- Task objective -
Transcribe all of the records precisely as they are presented.

[Stored entries]
▶

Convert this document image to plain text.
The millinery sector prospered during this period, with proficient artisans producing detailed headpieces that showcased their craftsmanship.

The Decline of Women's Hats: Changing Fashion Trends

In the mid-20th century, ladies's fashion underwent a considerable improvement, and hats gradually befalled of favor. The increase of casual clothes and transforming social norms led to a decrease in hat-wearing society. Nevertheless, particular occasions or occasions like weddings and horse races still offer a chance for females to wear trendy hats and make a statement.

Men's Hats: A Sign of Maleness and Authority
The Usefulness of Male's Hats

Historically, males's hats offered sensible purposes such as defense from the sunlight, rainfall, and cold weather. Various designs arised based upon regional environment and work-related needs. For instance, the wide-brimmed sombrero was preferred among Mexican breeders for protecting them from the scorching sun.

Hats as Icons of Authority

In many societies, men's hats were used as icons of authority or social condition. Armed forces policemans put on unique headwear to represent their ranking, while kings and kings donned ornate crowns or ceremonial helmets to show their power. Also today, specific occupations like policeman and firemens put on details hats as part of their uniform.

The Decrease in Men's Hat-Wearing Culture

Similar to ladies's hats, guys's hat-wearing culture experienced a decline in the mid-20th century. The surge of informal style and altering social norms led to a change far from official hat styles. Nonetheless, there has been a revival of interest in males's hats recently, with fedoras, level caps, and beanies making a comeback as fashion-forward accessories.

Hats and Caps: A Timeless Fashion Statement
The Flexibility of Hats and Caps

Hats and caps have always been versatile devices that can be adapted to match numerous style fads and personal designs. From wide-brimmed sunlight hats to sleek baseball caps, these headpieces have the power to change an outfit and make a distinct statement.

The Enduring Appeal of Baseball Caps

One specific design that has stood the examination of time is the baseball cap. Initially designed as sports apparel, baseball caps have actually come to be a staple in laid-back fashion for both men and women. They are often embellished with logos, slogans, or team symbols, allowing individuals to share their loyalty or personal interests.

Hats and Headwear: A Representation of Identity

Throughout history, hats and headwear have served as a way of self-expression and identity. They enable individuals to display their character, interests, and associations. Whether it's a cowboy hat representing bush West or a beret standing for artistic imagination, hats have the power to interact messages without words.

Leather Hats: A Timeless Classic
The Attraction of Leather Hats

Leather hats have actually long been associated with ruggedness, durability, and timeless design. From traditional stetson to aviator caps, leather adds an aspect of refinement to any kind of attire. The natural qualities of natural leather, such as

◀

- Answer for this exercise -
Convert this document image to plain text.
The millinery sector prospered during this period, with proficient artisans producing detailed headpieces that showcased their craftsmanship.

The Decline of Women's Hats: Changing Fashion Trends

In the mid-20th century, ladies's fashion underwent a considerable improvement, and hats gradually befalled of favor. The increase of casual clothes and transforming social norms led to a decrease in hat-wearing society. Nevertheless, particular occasions or occasions like weddings and horse races still offer a chance for females to wear trendy hats and make a statement.

Men's Hats: A Sign of Maleness and Authority
The Usefulness of Male's Hats

Historically, males's hats offered sensible purposes such as defense from the sunlight, rainfall, and cold weather. Various designs arised based upon regional environment and work-related needs. For instance, the wide-brimmed sombrero was preferred among Mexican breeders for protecting them from the scorching sun.

Hats as Icons of Authority

In many societies, men's hats were used as icons of authority or social condition. Armed forces policemans put on unique headwear to represent their ranking, while kings and kings donned ornate crowns or ceremonial helmets to show their power. Also today, specific occupations like policeman and firemens put on details hats as part of their uniform.

The Decrease in Men's Hat-Wearing Culture

Similar to ladies's hats, guys's hat-wearing culture experienced a decline in the mid-20th century. The surge of informal style and altering social norms led to a change far from official hat styles. Nonetheless, there has been a revival of interest in males's hats recently, with fedoras, level caps, and beanies making a comeback as fashion-forward accessories.

Hats and Caps: A Timeless Fashion Statement
The Flexibility of Hats and Caps

Hats and caps have always been versatile devices that can be adapted to match numerous style fads and personal designs. From wide-brimmed sunlight hats to sleek baseball caps, these headpieces have the power to change an outfit and make a distinct statement.

The Enduring Appeal of Baseball Caps

One specific design that has stood the examination of time is the baseball cap. Initially designed as sports apparel, baseball caps have actually come to be a staple in laid-back fashion for both men and women. They are often embellished with logos, slogans, or team symbols, allowing individuals to share their loyalty or personal interests.

Hats and Headwear: A Representation of Identity

Throughout history, hats and headwear have served as a way of self-expression and identity. They enable individuals to display their character, interests, and associations. Whether it's a cowboy hat representing bush West or a beret standing for artistic imagination, hats have the power to interact messages without words.

Leather Hats: A Timeless Classic
The Attraction of Leather Hats

Leather hats have actually long been associated with ruggedness, durability, and timeless design. From traditional stetson to aviator caps, leather adds an aspect of refinement to any kind of attire. The natural qualities of natural leather, such as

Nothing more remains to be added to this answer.